● **Goal**
Copy out each line exactly as it appears.

● **Records for the task**

-.-.-

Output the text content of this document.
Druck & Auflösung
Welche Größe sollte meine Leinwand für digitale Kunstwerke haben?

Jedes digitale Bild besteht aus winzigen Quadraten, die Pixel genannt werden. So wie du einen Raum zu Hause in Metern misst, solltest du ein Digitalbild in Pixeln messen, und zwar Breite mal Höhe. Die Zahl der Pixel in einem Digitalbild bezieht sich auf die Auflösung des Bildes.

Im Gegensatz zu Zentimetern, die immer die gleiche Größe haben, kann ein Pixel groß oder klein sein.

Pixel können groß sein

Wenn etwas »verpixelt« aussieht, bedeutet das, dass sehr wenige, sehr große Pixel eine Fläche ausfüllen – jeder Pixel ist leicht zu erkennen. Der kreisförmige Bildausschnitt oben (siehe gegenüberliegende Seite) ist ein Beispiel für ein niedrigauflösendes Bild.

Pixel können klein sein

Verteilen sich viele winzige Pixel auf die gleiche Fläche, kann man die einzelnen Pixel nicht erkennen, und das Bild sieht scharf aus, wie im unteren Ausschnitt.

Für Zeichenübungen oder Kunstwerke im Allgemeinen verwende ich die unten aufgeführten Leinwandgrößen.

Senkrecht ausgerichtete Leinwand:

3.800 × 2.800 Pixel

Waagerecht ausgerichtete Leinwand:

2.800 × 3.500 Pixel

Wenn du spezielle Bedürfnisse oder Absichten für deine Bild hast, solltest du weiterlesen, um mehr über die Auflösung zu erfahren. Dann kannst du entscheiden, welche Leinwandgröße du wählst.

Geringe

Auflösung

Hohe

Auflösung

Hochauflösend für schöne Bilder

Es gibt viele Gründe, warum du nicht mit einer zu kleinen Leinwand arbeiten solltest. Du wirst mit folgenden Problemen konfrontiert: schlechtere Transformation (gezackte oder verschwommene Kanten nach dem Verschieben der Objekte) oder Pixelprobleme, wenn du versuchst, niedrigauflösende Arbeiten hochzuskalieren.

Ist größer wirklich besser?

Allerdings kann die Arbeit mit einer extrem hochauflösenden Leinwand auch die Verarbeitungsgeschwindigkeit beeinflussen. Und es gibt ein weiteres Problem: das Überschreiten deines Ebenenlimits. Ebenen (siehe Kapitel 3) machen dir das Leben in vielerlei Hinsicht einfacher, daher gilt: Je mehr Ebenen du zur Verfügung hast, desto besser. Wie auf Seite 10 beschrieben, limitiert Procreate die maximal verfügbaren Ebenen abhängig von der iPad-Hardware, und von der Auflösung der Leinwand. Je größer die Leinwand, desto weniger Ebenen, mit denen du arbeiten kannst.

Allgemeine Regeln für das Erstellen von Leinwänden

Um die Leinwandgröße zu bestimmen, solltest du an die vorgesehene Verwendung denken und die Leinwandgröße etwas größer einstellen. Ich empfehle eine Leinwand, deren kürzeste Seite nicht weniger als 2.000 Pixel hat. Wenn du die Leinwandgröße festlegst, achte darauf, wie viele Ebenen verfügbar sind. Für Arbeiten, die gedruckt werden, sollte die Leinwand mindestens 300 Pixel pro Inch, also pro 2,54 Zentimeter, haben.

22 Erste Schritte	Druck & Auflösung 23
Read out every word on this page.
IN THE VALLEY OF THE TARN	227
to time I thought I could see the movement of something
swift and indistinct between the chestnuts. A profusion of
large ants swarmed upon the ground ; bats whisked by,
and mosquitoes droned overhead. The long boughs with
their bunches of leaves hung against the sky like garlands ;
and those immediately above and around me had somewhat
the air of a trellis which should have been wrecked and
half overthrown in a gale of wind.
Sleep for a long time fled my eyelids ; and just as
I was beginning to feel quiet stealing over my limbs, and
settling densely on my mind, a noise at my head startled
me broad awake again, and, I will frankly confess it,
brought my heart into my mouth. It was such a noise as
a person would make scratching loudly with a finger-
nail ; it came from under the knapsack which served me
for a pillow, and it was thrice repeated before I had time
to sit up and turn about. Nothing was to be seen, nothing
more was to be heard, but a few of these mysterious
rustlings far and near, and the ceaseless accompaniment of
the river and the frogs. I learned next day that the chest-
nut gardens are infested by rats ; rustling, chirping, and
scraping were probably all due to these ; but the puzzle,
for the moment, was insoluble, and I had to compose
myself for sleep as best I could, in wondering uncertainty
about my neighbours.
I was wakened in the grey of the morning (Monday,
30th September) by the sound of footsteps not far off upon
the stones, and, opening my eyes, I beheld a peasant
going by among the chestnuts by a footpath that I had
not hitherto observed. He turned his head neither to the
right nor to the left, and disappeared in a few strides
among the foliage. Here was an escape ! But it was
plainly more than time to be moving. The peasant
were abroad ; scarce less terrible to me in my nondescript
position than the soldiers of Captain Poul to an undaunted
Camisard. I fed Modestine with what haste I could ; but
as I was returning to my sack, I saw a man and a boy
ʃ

-.-.-

● **Answer in full**
Output the text content of this document.
Druck & Auflösung
Welche Größe sollte meine Leinwand für digitale Kunstwerke haben?

Jedes digitale Bild besteht aus winzigen Quadraten, die Pixel genannt werden. So wie du einen Raum zu Hause in Metern misst, solltest du ein Digitalbild in Pixeln messen, und zwar Breite mal Höhe. Die Zahl der Pixel in einem Digitalbild bezieht sich auf die Auflösung des Bildes.

Im Gegensatz zu Zentimetern, die immer die gleiche Größe haben, kann ein Pixel groß oder klein sein.

Pixel können groß sein

Wenn etwas »verpixelt« aussieht, bedeutet das, dass sehr wenige, sehr große Pixel eine Fläche ausfüllen – jeder Pixel ist leicht zu erkennen. Der kreisförmige Bildausschnitt oben (siehe gegenüberliegende Seite) ist ein Beispiel für ein niedrigauflösendes Bild.

Pixel können klein sein

Verteilen sich viele winzige Pixel auf die gleiche Fläche, kann man die einzelnen Pixel nicht erkennen, und das Bild sieht scharf aus, wie im unteren Ausschnitt.

Für Zeichenübungen oder Kunstwerke im Allgemeinen verwende ich die unten aufgeführten Leinwandgrößen.

Senkrecht ausgerichtete Leinwand:

3.800 × 2.800 Pixel

Waagerecht ausgerichtete Leinwand:

2.800 × 3.500 Pixel

Wenn du spezielle Bedürfnisse oder Absichten für deine Bild hast, solltest du weiterlesen, um mehr über die Auflösung zu erfahren. Dann kannst du entscheiden, welche Leinwandgröße du wählst.

Geringe

Auflösung

Hohe

Auflösung

Hochauflösend für schöne Bilder

Es gibt viele Gründe, warum du nicht mit einer zu kleinen Leinwand arbeiten solltest. Du wirst mit folgenden Problemen konfrontiert: schlechtere Transformation (gezackte oder verschwommene Kanten nach dem Verschieben der Objekte) oder Pixelprobleme, wenn du versuchst, niedrigauflösende Arbeiten hochzuskalieren.

Ist größer wirklich besser?

Allerdings kann die Arbeit mit einer extrem hochauflösenden Leinwand auch die Verarbeitungsgeschwindigkeit beeinflussen. Und es gibt ein weiteres Problem: das Überschreiten deines Ebenenlimits. Ebenen (siehe Kapitel 3) machen dir das Leben in vielerlei Hinsicht einfacher, daher gilt: Je mehr Ebenen du zur Verfügung hast, desto besser. Wie auf Seite 10 beschrieben, limitiert Procreate die maximal verfügbaren Ebenen abhängig von der iPad-Hardware, und von der Auflösung der Leinwand. Je größer die Leinwand, desto weniger Ebenen, mit denen du arbeiten kannst.

Allgemeine Regeln für das Erstellen von Leinwänden

Um die Leinwandgröße zu bestimmen, solltest du an die vorgesehene Verwendung denken und die Leinwandgröße etwas größer einstellen. Ich empfehle eine Leinwand, deren kürzeste Seite nicht weniger als 2.000 Pixel hat. Wenn du die Leinwandgröße festlegst, achte darauf, wie viele Ebenen verfügbar sind. Für Arbeiten, die gedruckt werden, sollte die Leinwand mindestens 300 Pixel pro Inch, also pro 2,54 Zentimeter, haben.

22 Erste Schritte	Druck & Auflösung 23
Read out every word on this page.
IN THE VALLEY OF THE TARN	227
to time I thought I could see the movement of something
swift and indistinct between the chestnuts. A profusion of
large ants swarmed upon the ground ; bats whisked by,
and mosquitoes droned overhead. The long boughs with
their bunches of leaves hung against the sky like garlands ;
and those immediately above and around me had somewhat
the air of a trellis which should have been wrecked and
half overthrown in a gale of wind.
Sleep for a long time fled my eyelids ; and just as
I was beginning to feel quiet stealing over my limbs, and
settling densely on my mind, a noise at my head startled
me broad awake again, and, I will frankly confess it,
brought my heart into my mouth. It was such a noise as
a person would make scratching loudly with a finger-
nail ; it came from under the knapsack which served me
for a pillow, and it was thrice repeated before I had time
to sit up and turn about. Nothing was to be seen, nothing
more was to be heard, but a few of these mysterious
rustlings far and near, and the ceaseless accompaniment of
the river and the frogs. I learned next day that the chest-
nut gardens are infested by rats ; rustling, chirping, and
scraping were probably all due to these ; but the puzzle,
for the moment, was insoluble, and I had to compose
myself for sleep as best I could, in wondering uncertainty
about my neighbours.
I was wakened in the grey of the morning (Monday,
30th September) by the sound of footsteps not far off upon
the stones, and, opening my eyes, I beheld a peasant
going by among the chestnuts by a footpath that I had
not hitherto observed. He turned his head neither to the
right nor to the left, and disappeared in a few strides
among the foliage. Here was an escape ! But it was
plainly more than time to be moving. The peasant
were abroad ; scarce less terrible to me in my nondescript
position than the soldiers of Captain Poul to an undaunted
Camisard. I fed Modestine with what haste I could ; but
as I was returning to my sack, I saw a man and a boy
ʃ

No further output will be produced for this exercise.